— Begin MATERIAL PROVIDED —
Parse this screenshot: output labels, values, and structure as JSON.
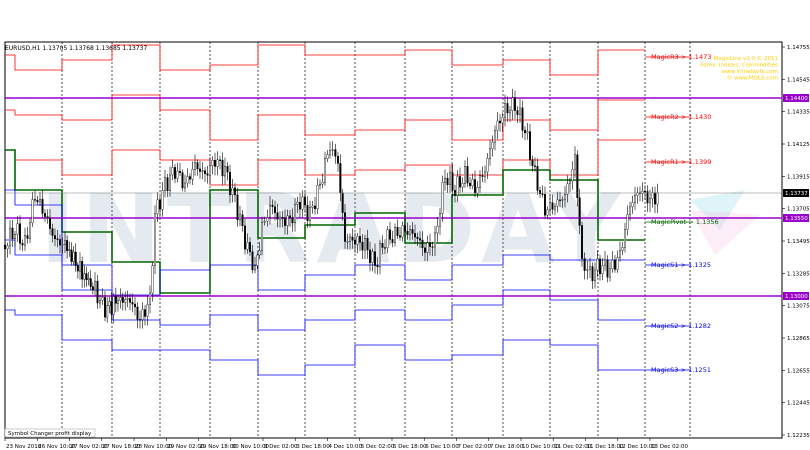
{
  "chart_header": {
    "symbol": "EURUSD,H1",
    "ohlc": "1.13705 1.13768 1.13685 1.13737"
  },
  "watermark": "INTRADAY",
  "info_text": {
    "line1": "MagicLine v2.0 © 2011",
    "line2": "Forex, Indices, Commodities",
    "line3": "www.intradayfx.com",
    "line4": "© www.MQL5.com"
  },
  "levels": [
    {
      "label": "MagicR3-> 1.1473",
      "color": "#ff0000"
    },
    {
      "label": "MagicR2-> 1.1430",
      "color": "#ff0000"
    },
    {
      "label": "MagicR1-> 1.1399",
      "color": "#ff0000"
    },
    {
      "label": "MagicPivot-> 1.1356",
      "color": "#006600"
    },
    {
      "label": "MagicS1-> 1.1325",
      "color": "#0000ff"
    },
    {
      "label": "MagicS2-> 1.1282",
      "color": "#0000ff"
    },
    {
      "label": "MagicS3-> 1.1251",
      "color": "#0000ff"
    }
  ],
  "price_axis": [
    "1.14755",
    "1.14545",
    "1.14335",
    "1.14125",
    "1.13915",
    "1.13705",
    "1.13495",
    "1.13285",
    "1.13075",
    "1.12865",
    "1.12655",
    "1.12445",
    "1.12235"
  ],
  "purple_lines": [
    {
      "price": "1.14400",
      "color": "#9900cc"
    },
    {
      "price": "1.13550",
      "color": "#9900cc"
    },
    {
      "price": "1.13000",
      "color": "#9900cc"
    }
  ],
  "current_price": "1.13737",
  "time_axis": [
    "23 Nov 2018",
    "26 Nov 10:00",
    "27 Nov 02:00",
    "27 Nov 18:00",
    "28 Nov 10:00",
    "29 Nov 02:00",
    "29 Nov 18:00",
    "30 Nov 10:00",
    "3 Dec 02:00",
    "3 Dec 18:00",
    "4 Dec 10:00",
    "5 Dec 02:00",
    "5 Dec 18:00",
    "6 Dec 10:00",
    "7 Dec 02:00",
    "7 Dec 18:00",
    "10 Dec 10:00",
    "11 Dec 02:00",
    "11 Dec 18:00",
    "12 Dec 10:00",
    "13 Dec 02:00"
  ],
  "status_bar": "Symbol Changer profit display",
  "colors": {
    "resistance": "#ff0000",
    "pivot": "#006600",
    "support": "#0000ff",
    "candles": "#000000",
    "purple": "#9900cc"
  }
}
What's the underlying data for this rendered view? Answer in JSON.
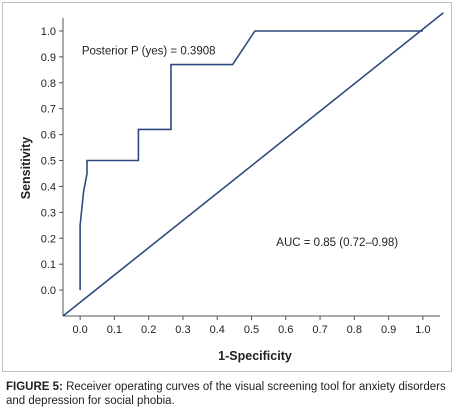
{
  "chart_data": {
    "type": "line",
    "title": "",
    "xlabel": "1-Specificity",
    "ylabel": "Sensitivity",
    "xlim": [
      -0.05,
      1.05
    ],
    "ylim": [
      -0.1,
      1.05
    ],
    "x_ticks": [
      "0.0",
      "0.1",
      "0.2",
      "0.3",
      "0.4",
      "0.5",
      "0.6",
      "0.7",
      "0.8",
      "0.9",
      "1.0"
    ],
    "y_ticks": [
      "0.0",
      "0.1",
      "0.2",
      "0.3",
      "0.4",
      "0.5",
      "0.6",
      "0.7",
      "0.8",
      "0.9",
      "1.0"
    ],
    "grid": false,
    "legend": "none",
    "series": [
      {
        "kind": "roc",
        "x": [
          0.0,
          0.0,
          0.01,
          0.02,
          0.02,
          0.17,
          0.17,
          0.265,
          0.265,
          0.445,
          0.51,
          1.0
        ],
        "y": [
          0.0,
          0.25,
          0.38,
          0.45,
          0.5,
          0.5,
          0.62,
          0.62,
          0.87,
          0.87,
          1.0,
          1.0
        ]
      },
      {
        "kind": "reference",
        "x": [
          -0.05,
          1.06
        ],
        "y": [
          -0.1,
          1.07
        ]
      }
    ],
    "annotations": [
      {
        "text": "Posterior P (yes) = 0.3908",
        "x": 0.2,
        "y": 0.91
      },
      {
        "text": "AUC = 0.85 (0.72–0.98)",
        "x": 0.75,
        "y": 0.17
      }
    ],
    "colors": {
      "curve": "#2e4a7f",
      "axis": "#555555",
      "text": "#222222"
    }
  },
  "caption": {
    "label": "FIGURE 5:",
    "text": " Receiver operating curves of the visual screening tool for anxiety disorders and depression for social phobia."
  }
}
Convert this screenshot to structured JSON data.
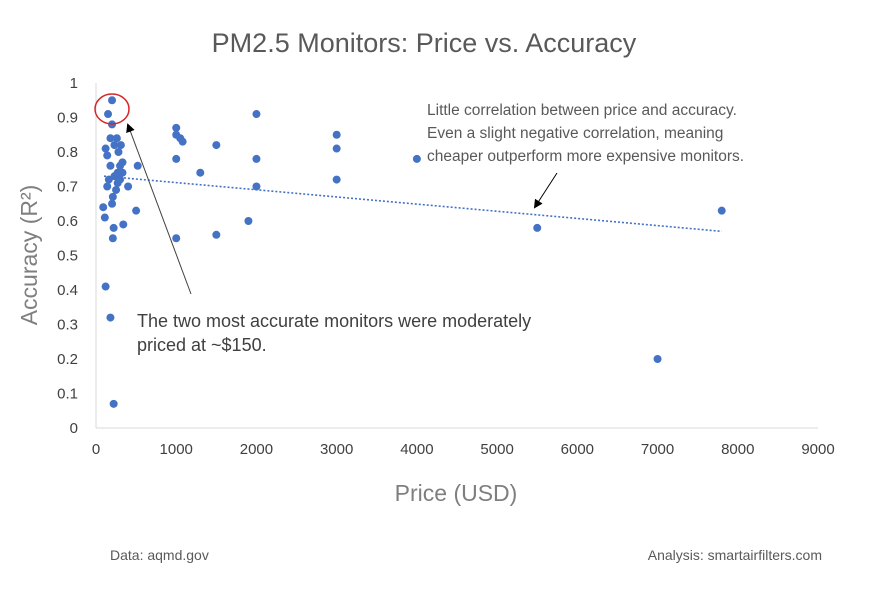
{
  "chart_data": {
    "type": "scatter",
    "title": "PM2.5 Monitors: Price vs. Accuracy",
    "xlabel": "Price (USD)",
    "ylabel": "Accuracy (R²)",
    "xlim": [
      0,
      9000
    ],
    "ylim": [
      0,
      1
    ],
    "x_ticks": [
      "0",
      "1000",
      "2000",
      "3000",
      "4000",
      "5000",
      "6000",
      "7000",
      "8000",
      "9000"
    ],
    "y_ticks": [
      "0",
      "0.1",
      "0.2",
      "0.3",
      "0.4",
      "0.5",
      "0.6",
      "0.7",
      "0.8",
      "0.9",
      "1"
    ],
    "grid": false,
    "series": [
      {
        "points": [
          [
            200,
            0.95
          ],
          [
            150,
            0.91
          ],
          [
            180,
            0.84
          ],
          [
            200,
            0.88
          ],
          [
            120,
            0.81
          ],
          [
            140,
            0.79
          ],
          [
            230,
            0.82
          ],
          [
            260,
            0.84
          ],
          [
            280,
            0.8
          ],
          [
            310,
            0.82
          ],
          [
            330,
            0.77
          ],
          [
            180,
            0.76
          ],
          [
            160,
            0.72
          ],
          [
            230,
            0.73
          ],
          [
            270,
            0.74
          ],
          [
            300,
            0.72
          ],
          [
            250,
            0.69
          ],
          [
            210,
            0.67
          ],
          [
            200,
            0.65
          ],
          [
            140,
            0.7
          ],
          [
            330,
            0.74
          ],
          [
            400,
            0.7
          ],
          [
            520,
            0.76
          ],
          [
            90,
            0.64
          ],
          [
            110,
            0.61
          ],
          [
            220,
            0.58
          ],
          [
            340,
            0.59
          ],
          [
            210,
            0.55
          ],
          [
            500,
            0.63
          ],
          [
            120,
            0.41
          ],
          [
            180,
            0.32
          ],
          [
            220,
            0.07
          ],
          [
            270,
            0.71
          ],
          [
            300,
            0.76
          ],
          [
            1000,
            0.87
          ],
          [
            1000,
            0.85
          ],
          [
            1050,
            0.84
          ],
          [
            1080,
            0.83
          ],
          [
            1000,
            0.78
          ],
          [
            1000,
            0.55
          ],
          [
            1300,
            0.74
          ],
          [
            1500,
            0.82
          ],
          [
            1500,
            0.56
          ],
          [
            2000,
            0.91
          ],
          [
            2000,
            0.78
          ],
          [
            2000,
            0.7
          ],
          [
            1900,
            0.6
          ],
          [
            3000,
            0.85
          ],
          [
            3000,
            0.81
          ],
          [
            3000,
            0.72
          ],
          [
            4000,
            0.78
          ],
          [
            5500,
            0.58
          ],
          [
            7000,
            0.2
          ],
          [
            7800,
            0.63
          ]
        ]
      }
    ],
    "trendline": {
      "x": [
        100,
        7800
      ],
      "y": [
        0.73,
        0.57
      ]
    },
    "annotations": {
      "top_note": [
        "Little correlation between price and accuracy.",
        "Even a slight negative correlation, meaning",
        "cheaper outperform more expensive monitors."
      ],
      "bottom_note": [
        "The two most accurate monitors were moderately",
        "priced at ~$150."
      ]
    },
    "source": "Data: aqmd.gov",
    "analysis": "Analysis: smartairfilters.com",
    "colors": {
      "point": "#4472c4",
      "trend": "#4472c4",
      "highlight": "#d62728",
      "axis": "#d9d9d9"
    }
  }
}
— End MATERIAL PROVIDED —
=== WHAT THE TASK REQUIRES ===
Set the entries down again exactly. Do not include the images.

=== TASK SOLUTION ===
Parse this screenshot: output labels, values, and structure as JSON.
{
  "chart_header": {
    "symbol": "EURUSD,H1",
    "ohlc": "1.13705 1.13768 1.13685 1.13737"
  },
  "watermark": "INTRADAY",
  "info_text": {
    "line1": "MagicLine v2.0 © 2011",
    "line2": "Forex, Indices, Commodities",
    "line3": "www.intradayfx.com",
    "line4": "© www.MQL5.com"
  },
  "levels": [
    {
      "label": "MagicR3-> 1.1473",
      "color": "#ff0000"
    },
    {
      "label": "MagicR2-> 1.1430",
      "color": "#ff0000"
    },
    {
      "label": "MagicR1-> 1.1399",
      "color": "#ff0000"
    },
    {
      "label": "MagicPivot-> 1.1356",
      "color": "#006600"
    },
    {
      "label": "MagicS1-> 1.1325",
      "color": "#0000ff"
    },
    {
      "label": "MagicS2-> 1.1282",
      "color": "#0000ff"
    },
    {
      "label": "MagicS3-> 1.1251",
      "color": "#0000ff"
    }
  ],
  "price_axis": [
    "1.14755",
    "1.14545",
    "1.14335",
    "1.14125",
    "1.13915",
    "1.13705",
    "1.13495",
    "1.13285",
    "1.13075",
    "1.12865",
    "1.12655",
    "1.12445",
    "1.12235"
  ],
  "purple_lines": [
    {
      "price": "1.14400",
      "color": "#9900cc"
    },
    {
      "price": "1.13550",
      "color": "#9900cc"
    },
    {
      "price": "1.13000",
      "color": "#9900cc"
    }
  ],
  "current_price": "1.13737",
  "time_axis": [
    "23 Nov 2018",
    "26 Nov 10:00",
    "27 Nov 02:00",
    "27 Nov 18:00",
    "28 Nov 10:00",
    "29 Nov 02:00",
    "29 Nov 18:00",
    "30 Nov 10:00",
    "3 Dec 02:00",
    "3 Dec 18:00",
    "4 Dec 10:00",
    "5 Dec 02:00",
    "5 Dec 18:00",
    "6 Dec 10:00",
    "7 Dec 02:00",
    "7 Dec 18:00",
    "10 Dec 10:00",
    "11 Dec 02:00",
    "11 Dec 18:00",
    "12 Dec 10:00",
    "13 Dec 02:00"
  ],
  "status_bar": "Symbol Changer profit display",
  "colors": {
    "resistance": "#ff0000",
    "pivot": "#006600",
    "support": "#0000ff",
    "candles": "#000000",
    "purple": "#9900cc"
  }
}
What's the underlying data for this rendered view? Answer in JSON.
{
  "chart_data": {
    "type": "line",
    "title": "",
    "xlabel": "1-Specificity",
    "ylabel": "Sensitivity",
    "xlim": [
      -0.05,
      1.05
    ],
    "ylim": [
      -0.1,
      1.05
    ],
    "x_ticks": [
      "0.0",
      "0.1",
      "0.2",
      "0.3",
      "0.4",
      "0.5",
      "0.6",
      "0.7",
      "0.8",
      "0.9",
      "1.0"
    ],
    "y_ticks": [
      "0.0",
      "0.1",
      "0.2",
      "0.3",
      "0.4",
      "0.5",
      "0.6",
      "0.7",
      "0.8",
      "0.9",
      "1.0"
    ],
    "grid": false,
    "legend": "none",
    "series": [
      {
        "kind": "roc",
        "x": [
          0.0,
          0.0,
          0.01,
          0.02,
          0.02,
          0.17,
          0.17,
          0.265,
          0.265,
          0.445,
          0.51,
          1.0
        ],
        "y": [
          0.0,
          0.25,
          0.38,
          0.45,
          0.5,
          0.5,
          0.62,
          0.62,
          0.87,
          0.87,
          1.0,
          1.0
        ]
      },
      {
        "kind": "reference",
        "x": [
          -0.05,
          1.06
        ],
        "y": [
          -0.1,
          1.07
        ]
      }
    ],
    "annotations": [
      {
        "text": "Posterior P (yes) = 0.3908",
        "x": 0.2,
        "y": 0.91
      },
      {
        "text": "AUC = 0.85 (0.72–0.98)",
        "x": 0.75,
        "y": 0.17
      }
    ],
    "colors": {
      "curve": "#2e4a7f",
      "axis": "#555555",
      "text": "#222222"
    }
  },
  "caption": {
    "label": "FIGURE 5:",
    "text": " Receiver operating curves of the visual screening tool for anxiety disorders and depression for social phobia."
  }
}
Convert this screenshot to structured JSON data.
{
  "chart_data": {
    "type": "scatter",
    "title": "PM2.5 Monitors: Price vs. Accuracy",
    "xlabel": "Price (USD)",
    "ylabel": "Accuracy (R²)",
    "xlim": [
      0,
      9000
    ],
    "ylim": [
      0,
      1
    ],
    "x_ticks": [
      "0",
      "1000",
      "2000",
      "3000",
      "4000",
      "5000",
      "6000",
      "7000",
      "8000",
      "9000"
    ],
    "y_ticks": [
      "0",
      "0.1",
      "0.2",
      "0.3",
      "0.4",
      "0.5",
      "0.6",
      "0.7",
      "0.8",
      "0.9",
      "1"
    ],
    "grid": false,
    "series": [
      {
        "points": [
          [
            200,
            0.95
          ],
          [
            150,
            0.91
          ],
          [
            180,
            0.84
          ],
          [
            200,
            0.88
          ],
          [
            120,
            0.81
          ],
          [
            140,
            0.79
          ],
          [
            230,
            0.82
          ],
          [
            260,
            0.84
          ],
          [
            280,
            0.8
          ],
          [
            310,
            0.82
          ],
          [
            330,
            0.77
          ],
          [
            180,
            0.76
          ],
          [
            160,
            0.72
          ],
          [
            230,
            0.73
          ],
          [
            270,
            0.74
          ],
          [
            300,
            0.72
          ],
          [
            250,
            0.69
          ],
          [
            210,
            0.67
          ],
          [
            200,
            0.65
          ],
          [
            140,
            0.7
          ],
          [
            330,
            0.74
          ],
          [
            400,
            0.7
          ],
          [
            520,
            0.76
          ],
          [
            90,
            0.64
          ],
          [
            110,
            0.61
          ],
          [
            220,
            0.58
          ],
          [
            340,
            0.59
          ],
          [
            210,
            0.55
          ],
          [
            500,
            0.63
          ],
          [
            120,
            0.41
          ],
          [
            180,
            0.32
          ],
          [
            220,
            0.07
          ],
          [
            270,
            0.71
          ],
          [
            300,
            0.76
          ],
          [
            1000,
            0.87
          ],
          [
            1000,
            0.85
          ],
          [
            1050,
            0.84
          ],
          [
            1080,
            0.83
          ],
          [
            1000,
            0.78
          ],
          [
            1000,
            0.55
          ],
          [
            1300,
            0.74
          ],
          [
            1500,
            0.82
          ],
          [
            1500,
            0.56
          ],
          [
            2000,
            0.91
          ],
          [
            2000,
            0.78
          ],
          [
            2000,
            0.7
          ],
          [
            1900,
            0.6
          ],
          [
            3000,
            0.85
          ],
          [
            3000,
            0.81
          ],
          [
            3000,
            0.72
          ],
          [
            4000,
            0.78
          ],
          [
            5500,
            0.58
          ],
          [
            7000,
            0.2
          ],
          [
            7800,
            0.63
          ]
        ]
      }
    ],
    "trendline": {
      "x": [
        100,
        7800
      ],
      "y": [
        0.73,
        0.57
      ]
    },
    "annotations": {
      "top_note": [
        "Little correlation between price and accuracy.",
        "Even a slight negative correlation, meaning",
        "cheaper outperform more expensive monitors."
      ],
      "bottom_note": [
        "The two most accurate monitors were moderately",
        "priced at ~$150."
      ]
    },
    "source": "Data: aqmd.gov",
    "analysis": "Analysis: smartairfilters.com",
    "colors": {
      "point": "#4472c4",
      "trend": "#4472c4",
      "highlight": "#d62728",
      "axis": "#d9d9d9"
    }
  }
}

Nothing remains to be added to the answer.